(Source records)
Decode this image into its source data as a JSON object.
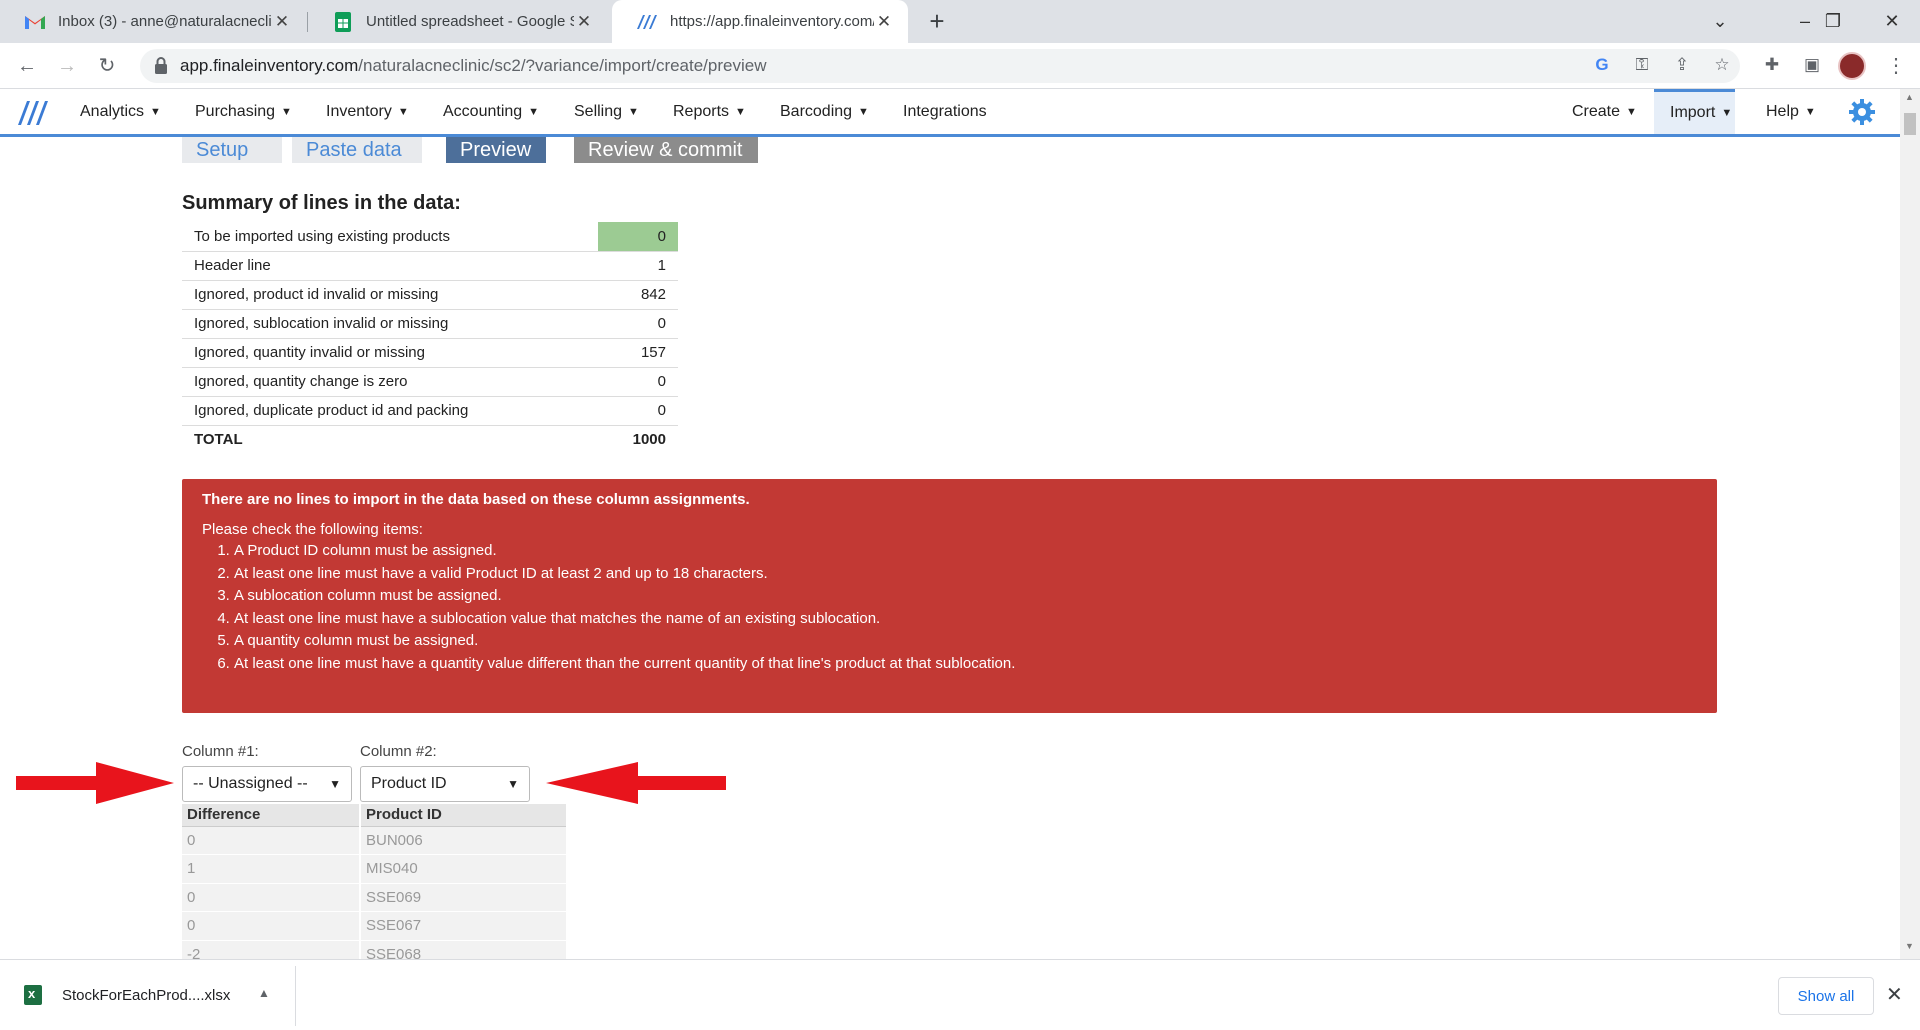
{
  "browser": {
    "tabs": [
      {
        "title": "Inbox (3) - anne@naturalacnecli",
        "icon": "gmail-icon"
      },
      {
        "title": "Untitled spreadsheet - Google Sh",
        "icon": "sheets-icon"
      },
      {
        "title": "https://app.finaleinventory.com/",
        "icon": "finale-icon"
      }
    ],
    "url_host": "app.finaleinventory.com",
    "url_path": "/naturalacneclinic/sc2/?variance/import/create/preview"
  },
  "nav": {
    "items": [
      "Analytics",
      "Purchasing",
      "Inventory",
      "Accounting",
      "Selling",
      "Reports",
      "Barcoding",
      "Integrations"
    ],
    "right_items": [
      "Create",
      "Import",
      "Help"
    ],
    "active": "Import"
  },
  "steps": [
    "Setup",
    "Paste data",
    "Preview",
    "Review & commit"
  ],
  "summary": {
    "title": "Summary of lines in the data:",
    "rows": [
      {
        "label": "To be imported using existing products",
        "value": "0"
      },
      {
        "label": "Header line",
        "value": "1"
      },
      {
        "label": "Ignored, product id invalid or missing",
        "value": "842"
      },
      {
        "label": "Ignored, sublocation invalid or missing",
        "value": "0"
      },
      {
        "label": "Ignored, quantity invalid or missing",
        "value": "157"
      },
      {
        "label": "Ignored, quantity change is zero",
        "value": "0"
      },
      {
        "label": "Ignored, duplicate product id and packing",
        "value": "0"
      }
    ],
    "total_label": "TOTAL",
    "total_value": "1000"
  },
  "error": {
    "heading": "There are no lines to import in the data based on these column assignments.",
    "lead": "Please check the following items:",
    "items": [
      "A Product ID column must be assigned.",
      "At least one line must have a valid Product ID at least 2 and up to 18 characters.",
      "A sublocation column must be assigned.",
      "At least one line must have a sublocation value that matches the name of an existing sublocation.",
      "A quantity column must be assigned.",
      "At least one line must have a quantity value different than the current quantity of that line's product at that sublocation."
    ]
  },
  "columns": [
    {
      "label": "Column #1:",
      "selected": "-- Unassigned --"
    },
    {
      "label": "Column #2:",
      "selected": "Product ID"
    }
  ],
  "preview": {
    "headers": [
      "Difference",
      "Product ID"
    ],
    "rows": [
      [
        "0",
        "BUN006"
      ],
      [
        "1",
        "MIS040"
      ],
      [
        "0",
        "SSE069"
      ],
      [
        "0",
        "SSE067"
      ],
      [
        "-2",
        "SSE068"
      ]
    ]
  },
  "downloads": {
    "file": "StockForEachProd....xlsx",
    "show_all": "Show all"
  },
  "colors": {
    "error_bg": "#c23934",
    "accent": "#4b8ad6",
    "highlight": "#9ccb93",
    "arrow": "#e8141c"
  }
}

* [GIVEN EXERCISE]: Write out the listing above exactly as it stands, pictures excluded.

* [THE ANSWER]:
Decode this image into its source data as a JSON object.
{
  "browser": {
    "tabs": [
      {
        "title": "Inbox (3) - anne@naturalacnecli",
        "icon": "gmail-icon"
      },
      {
        "title": "Untitled spreadsheet - Google Sh",
        "icon": "sheets-icon"
      },
      {
        "title": "https://app.finaleinventory.com/",
        "icon": "finale-icon"
      }
    ],
    "url_host": "app.finaleinventory.com",
    "url_path": "/naturalacneclinic/sc2/?variance/import/create/preview"
  },
  "nav": {
    "items": [
      "Analytics",
      "Purchasing",
      "Inventory",
      "Accounting",
      "Selling",
      "Reports",
      "Barcoding",
      "Integrations"
    ],
    "right_items": [
      "Create",
      "Import",
      "Help"
    ],
    "active": "Import"
  },
  "steps": [
    "Setup",
    "Paste data",
    "Preview",
    "Review & commit"
  ],
  "summary": {
    "title": "Summary of lines in the data:",
    "rows": [
      {
        "label": "To be imported using existing products",
        "value": "0"
      },
      {
        "label": "Header line",
        "value": "1"
      },
      {
        "label": "Ignored, product id invalid or missing",
        "value": "842"
      },
      {
        "label": "Ignored, sublocation invalid or missing",
        "value": "0"
      },
      {
        "label": "Ignored, quantity invalid or missing",
        "value": "157"
      },
      {
        "label": "Ignored, quantity change is zero",
        "value": "0"
      },
      {
        "label": "Ignored, duplicate product id and packing",
        "value": "0"
      }
    ],
    "total_label": "TOTAL",
    "total_value": "1000"
  },
  "error": {
    "heading": "There are no lines to import in the data based on these column assignments.",
    "lead": "Please check the following items:",
    "items": [
      "A Product ID column must be assigned.",
      "At least one line must have a valid Product ID at least 2 and up to 18 characters.",
      "A sublocation column must be assigned.",
      "At least one line must have a sublocation value that matches the name of an existing sublocation.",
      "A quantity column must be assigned.",
      "At least one line must have a quantity value different than the current quantity of that line's product at that sublocation."
    ]
  },
  "columns": [
    {
      "label": "Column #1:",
      "selected": "-- Unassigned --"
    },
    {
      "label": "Column #2:",
      "selected": "Product ID"
    }
  ],
  "preview": {
    "headers": [
      "Difference",
      "Product ID"
    ],
    "rows": [
      [
        "0",
        "BUN006"
      ],
      [
        "1",
        "MIS040"
      ],
      [
        "0",
        "SSE069"
      ],
      [
        "0",
        "SSE067"
      ],
      [
        "-2",
        "SSE068"
      ]
    ]
  },
  "downloads": {
    "file": "StockForEachProd....xlsx",
    "show_all": "Show all"
  },
  "colors": {
    "error_bg": "#c23934",
    "accent": "#4b8ad6",
    "highlight": "#9ccb93",
    "arrow": "#e8141c"
  }
}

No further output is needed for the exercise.